# WHAT IS NEEDED
Write out the listing beneath this instruction in its entirety, exactly as it reads.
* Start DATA EXTRACT *
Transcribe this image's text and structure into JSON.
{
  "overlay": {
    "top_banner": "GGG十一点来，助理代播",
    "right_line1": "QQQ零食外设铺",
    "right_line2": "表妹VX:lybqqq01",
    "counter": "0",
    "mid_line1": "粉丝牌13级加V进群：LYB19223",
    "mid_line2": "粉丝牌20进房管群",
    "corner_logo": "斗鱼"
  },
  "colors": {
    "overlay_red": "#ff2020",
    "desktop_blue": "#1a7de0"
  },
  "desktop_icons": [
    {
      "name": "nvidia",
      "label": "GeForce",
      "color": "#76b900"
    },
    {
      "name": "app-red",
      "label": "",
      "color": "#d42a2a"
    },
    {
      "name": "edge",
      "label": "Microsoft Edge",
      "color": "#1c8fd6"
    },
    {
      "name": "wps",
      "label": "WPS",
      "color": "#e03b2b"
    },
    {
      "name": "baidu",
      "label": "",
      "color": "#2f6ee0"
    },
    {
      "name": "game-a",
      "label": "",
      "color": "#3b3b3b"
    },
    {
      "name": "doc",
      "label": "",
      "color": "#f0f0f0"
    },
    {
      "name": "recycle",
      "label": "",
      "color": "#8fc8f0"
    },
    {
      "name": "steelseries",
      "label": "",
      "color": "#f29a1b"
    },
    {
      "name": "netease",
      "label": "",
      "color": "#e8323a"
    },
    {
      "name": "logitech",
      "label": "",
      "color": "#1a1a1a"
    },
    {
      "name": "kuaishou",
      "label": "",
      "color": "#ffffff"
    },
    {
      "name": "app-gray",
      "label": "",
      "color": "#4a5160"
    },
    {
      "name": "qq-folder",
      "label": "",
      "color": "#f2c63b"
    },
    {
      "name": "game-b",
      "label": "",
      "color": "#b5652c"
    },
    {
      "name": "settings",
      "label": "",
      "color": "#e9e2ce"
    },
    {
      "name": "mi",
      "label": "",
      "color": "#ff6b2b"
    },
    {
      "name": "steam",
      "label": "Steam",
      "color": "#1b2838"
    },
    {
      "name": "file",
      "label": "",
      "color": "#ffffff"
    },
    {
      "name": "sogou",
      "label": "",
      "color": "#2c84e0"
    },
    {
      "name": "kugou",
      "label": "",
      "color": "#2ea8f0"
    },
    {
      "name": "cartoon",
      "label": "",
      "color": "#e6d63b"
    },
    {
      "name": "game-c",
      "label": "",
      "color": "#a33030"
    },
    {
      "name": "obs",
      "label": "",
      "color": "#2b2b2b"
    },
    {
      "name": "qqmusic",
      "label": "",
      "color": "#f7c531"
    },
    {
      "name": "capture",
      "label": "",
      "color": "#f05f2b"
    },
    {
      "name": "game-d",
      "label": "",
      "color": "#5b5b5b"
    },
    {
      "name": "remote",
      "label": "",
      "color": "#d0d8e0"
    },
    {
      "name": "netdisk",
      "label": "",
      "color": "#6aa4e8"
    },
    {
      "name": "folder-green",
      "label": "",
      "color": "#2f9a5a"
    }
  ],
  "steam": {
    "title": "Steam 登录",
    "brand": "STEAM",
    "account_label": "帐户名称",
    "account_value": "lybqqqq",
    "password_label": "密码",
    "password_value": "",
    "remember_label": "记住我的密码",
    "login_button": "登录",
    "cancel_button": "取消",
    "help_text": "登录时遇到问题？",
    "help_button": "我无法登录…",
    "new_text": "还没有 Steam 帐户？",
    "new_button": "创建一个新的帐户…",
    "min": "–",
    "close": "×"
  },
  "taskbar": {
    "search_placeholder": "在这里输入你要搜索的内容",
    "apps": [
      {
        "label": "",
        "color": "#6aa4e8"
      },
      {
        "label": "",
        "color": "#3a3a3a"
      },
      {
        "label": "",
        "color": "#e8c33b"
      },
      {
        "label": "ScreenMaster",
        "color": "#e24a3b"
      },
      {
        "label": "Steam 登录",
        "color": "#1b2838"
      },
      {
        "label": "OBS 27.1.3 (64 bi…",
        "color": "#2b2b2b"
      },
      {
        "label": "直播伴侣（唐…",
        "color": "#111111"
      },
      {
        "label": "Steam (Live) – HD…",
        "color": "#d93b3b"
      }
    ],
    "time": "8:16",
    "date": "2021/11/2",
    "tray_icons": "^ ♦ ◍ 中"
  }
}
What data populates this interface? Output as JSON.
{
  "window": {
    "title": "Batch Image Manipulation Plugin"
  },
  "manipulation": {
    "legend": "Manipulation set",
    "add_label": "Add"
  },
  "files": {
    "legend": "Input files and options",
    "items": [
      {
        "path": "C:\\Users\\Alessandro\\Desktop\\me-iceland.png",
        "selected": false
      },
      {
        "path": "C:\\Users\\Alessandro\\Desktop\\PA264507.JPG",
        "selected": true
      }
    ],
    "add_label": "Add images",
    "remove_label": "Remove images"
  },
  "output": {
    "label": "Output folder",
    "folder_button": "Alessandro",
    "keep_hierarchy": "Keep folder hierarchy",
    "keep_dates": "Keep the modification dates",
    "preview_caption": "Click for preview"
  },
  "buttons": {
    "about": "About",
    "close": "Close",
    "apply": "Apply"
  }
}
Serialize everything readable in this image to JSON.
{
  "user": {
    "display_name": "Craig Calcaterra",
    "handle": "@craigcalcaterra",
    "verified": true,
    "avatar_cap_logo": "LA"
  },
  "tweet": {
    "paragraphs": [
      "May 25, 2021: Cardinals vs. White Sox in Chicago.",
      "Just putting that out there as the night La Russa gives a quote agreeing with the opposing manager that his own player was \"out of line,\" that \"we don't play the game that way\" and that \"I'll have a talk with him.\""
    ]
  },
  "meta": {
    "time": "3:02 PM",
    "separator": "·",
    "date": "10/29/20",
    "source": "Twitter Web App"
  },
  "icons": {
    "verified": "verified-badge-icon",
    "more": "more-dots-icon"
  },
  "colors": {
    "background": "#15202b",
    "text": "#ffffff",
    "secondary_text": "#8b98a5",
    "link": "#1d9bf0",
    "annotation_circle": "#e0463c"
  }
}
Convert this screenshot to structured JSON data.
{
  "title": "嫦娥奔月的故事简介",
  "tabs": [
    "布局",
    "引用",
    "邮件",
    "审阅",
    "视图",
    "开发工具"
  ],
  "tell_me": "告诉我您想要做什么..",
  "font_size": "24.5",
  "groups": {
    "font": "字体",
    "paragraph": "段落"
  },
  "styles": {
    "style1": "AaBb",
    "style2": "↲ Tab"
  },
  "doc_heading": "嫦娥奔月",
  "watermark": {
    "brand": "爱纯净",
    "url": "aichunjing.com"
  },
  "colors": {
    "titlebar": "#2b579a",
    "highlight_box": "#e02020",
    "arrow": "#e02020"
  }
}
* End DATA EXTRACT *
# FINAL RESULT
Transcribe this image's text and structure into JSON.
{
  "overlay": {
    "top_banner": "GGG十一点来，助理代播",
    "right_line1": "QQQ零食外设铺",
    "right_line2": "表妹VX:lybqqq01",
    "counter": "0",
    "mid_line1": "粉丝牌13级加V进群：LYB19223",
    "mid_line2": "粉丝牌20进房管群",
    "corner_logo": "斗鱼"
  },
  "colors": {
    "overlay_red": "#ff2020",
    "desktop_blue": "#1a7de0"
  },
  "desktop_icons": [
    {
      "name": "nvidia",
      "label": "GeForce",
      "color": "#76b900"
    },
    {
      "name": "app-red",
      "label": "",
      "color": "#d42a2a"
    },
    {
      "name": "edge",
      "label": "Microsoft Edge",
      "color": "#1c8fd6"
    },
    {
      "name": "wps",
      "label": "WPS",
      "color": "#e03b2b"
    },
    {
      "name": "baidu",
      "label": "",
      "color": "#2f6ee0"
    },
    {
      "name": "game-a",
      "label": "",
      "color": "#3b3b3b"
    },
    {
      "name": "doc",
      "label": "",
      "color": "#f0f0f0"
    },
    {
      "name": "recycle",
      "label": "",
      "color": "#8fc8f0"
    },
    {
      "name": "steelseries",
      "label": "",
      "color": "#f29a1b"
    },
    {
      "name": "netease",
      "label": "",
      "color": "#e8323a"
    },
    {
      "name": "logitech",
      "label": "",
      "color": "#1a1a1a"
    },
    {
      "name": "kuaishou",
      "label": "",
      "color": "#ffffff"
    },
    {
      "name": "app-gray",
      "label": "",
      "color": "#4a5160"
    },
    {
      "name": "qq-folder",
      "label": "",
      "color": "#f2c63b"
    },
    {
      "name": "game-b",
      "label": "",
      "color": "#b5652c"
    },
    {
      "name": "settings",
      "label": "",
      "color": "#e9e2ce"
    },
    {
      "name": "mi",
      "label": "",
      "color": "#ff6b2b"
    },
    {
      "name": "steam",
      "label": "Steam",
      "color": "#1b2838"
    },
    {
      "name": "file",
      "label": "",
      "color": "#ffffff"
    },
    {
      "name": "sogou",
      "label": "",
      "color": "#2c84e0"
    },
    {
      "name": "kugou",
      "label": "",
      "color": "#2ea8f0"
    },
    {
      "name": "cartoon",
      "label": "",
      "color": "#e6d63b"
    },
    {
      "name": "game-c",
      "label": "",
      "color": "#a33030"
    },
    {
      "name": "obs",
      "label": "",
      "color": "#2b2b2b"
    },
    {
      "name": "qqmusic",
      "label": "",
      "color": "#f7c531"
    },
    {
      "name": "capture",
      "label": "",
      "color": "#f05f2b"
    },
    {
      "name": "game-d",
      "label": "",
      "color": "#5b5b5b"
    },
    {
      "name": "remote",
      "label": "",
      "color": "#d0d8e0"
    },
    {
      "name": "netdisk",
      "label": "",
      "color": "#6aa4e8"
    },
    {
      "name": "folder-green",
      "label": "",
      "color": "#2f9a5a"
    }
  ],
  "steam": {
    "title": "Steam 登录",
    "brand": "STEAM",
    "account_label": "帐户名称",
    "account_value": "lybqqqq",
    "password_label": "密码",
    "password_value": "",
    "remember_label": "记住我的密码",
    "login_button": "登录",
    "cancel_button": "取消",
    "help_text": "登录时遇到问题？",
    "help_button": "我无法登录…",
    "new_text": "还没有 Steam 帐户？",
    "new_button": "创建一个新的帐户…",
    "min": "–",
    "close": "×"
  },
  "taskbar": {
    "search_placeholder": "在这里输入你要搜索的内容",
    "apps": [
      {
        "label": "",
        "color": "#6aa4e8"
      },
      {
        "label": "",
        "color": "#3a3a3a"
      },
      {
        "label": "",
        "color": "#e8c33b"
      },
      {
        "label": "ScreenMaster",
        "color": "#e24a3b"
      },
      {
        "label": "Steam 登录",
        "color": "#1b2838"
      },
      {
        "label": "OBS 27.1.3 (64 bi…",
        "color": "#2b2b2b"
      },
      {
        "label": "直播伴侣（唐…",
        "color": "#111111"
      },
      {
        "label": "Steam (Live) – HD…",
        "color": "#d93b3b"
      }
    ],
    "time": "8:16",
    "date": "2021/11/2",
    "tray_icons": "^ ♦ ◍ 中"
  }
}
What data populates this interface? Output as JSON.
{
  "window": {
    "title": "Batch Image Manipulation Plugin"
  },
  "manipulation": {
    "legend": "Manipulation set",
    "add_label": "Add"
  },
  "files": {
    "legend": "Input files and options",
    "items": [
      {
        "path": "C:\\Users\\Alessandro\\Desktop\\me-iceland.png",
        "selected": false
      },
      {
        "path": "C:\\Users\\Alessandro\\Desktop\\PA264507.JPG",
        "selected": true
      }
    ],
    "add_label": "Add images",
    "remove_label": "Remove images"
  },
  "output": {
    "label": "Output folder",
    "folder_button": "Alessandro",
    "keep_hierarchy": "Keep folder hierarchy",
    "keep_dates": "Keep the modification dates",
    "preview_caption": "Click for preview"
  },
  "buttons": {
    "about": "About",
    "close": "Close",
    "apply": "Apply"
  }
}
Serialize everything readable in this image to JSON.
{
  "user": {
    "display_name": "Craig Calcaterra",
    "handle": "@craigcalcaterra",
    "verified": true,
    "avatar_cap_logo": "LA"
  },
  "tweet": {
    "paragraphs": [
      "May 25, 2021: Cardinals vs. White Sox in Chicago.",
      "Just putting that out there as the night La Russa gives a quote agreeing with the opposing manager that his own player was \"out of line,\" that \"we don't play the game that way\" and that \"I'll have a talk with him.\""
    ]
  },
  "meta": {
    "time": "3:02 PM",
    "separator": "·",
    "date": "10/29/20",
    "source": "Twitter Web App"
  },
  "icons": {
    "verified": "verified-badge-icon",
    "more": "more-dots-icon"
  },
  "colors": {
    "background": "#15202b",
    "text": "#ffffff",
    "secondary_text": "#8b98a5",
    "link": "#1d9bf0",
    "annotation_circle": "#e0463c"
  }
}
Convert this screenshot to structured JSON data.
{
  "title": "嫦娥奔月的故事简介",
  "tabs": [
    "布局",
    "引用",
    "邮件",
    "审阅",
    "视图",
    "开发工具"
  ],
  "tell_me": "告诉我您想要做什么..",
  "font_size": "24.5",
  "groups": {
    "font": "字体",
    "paragraph": "段落"
  },
  "styles": {
    "style1": "AaBb",
    "style2": "↲ Tab"
  },
  "doc_heading": "嫦娥奔月",
  "watermark": {
    "brand": "爱纯净",
    "url": "aichunjing.com"
  },
  "colors": {
    "titlebar": "#2b579a",
    "highlight_box": "#e02020",
    "arrow": "#e02020"
  }
}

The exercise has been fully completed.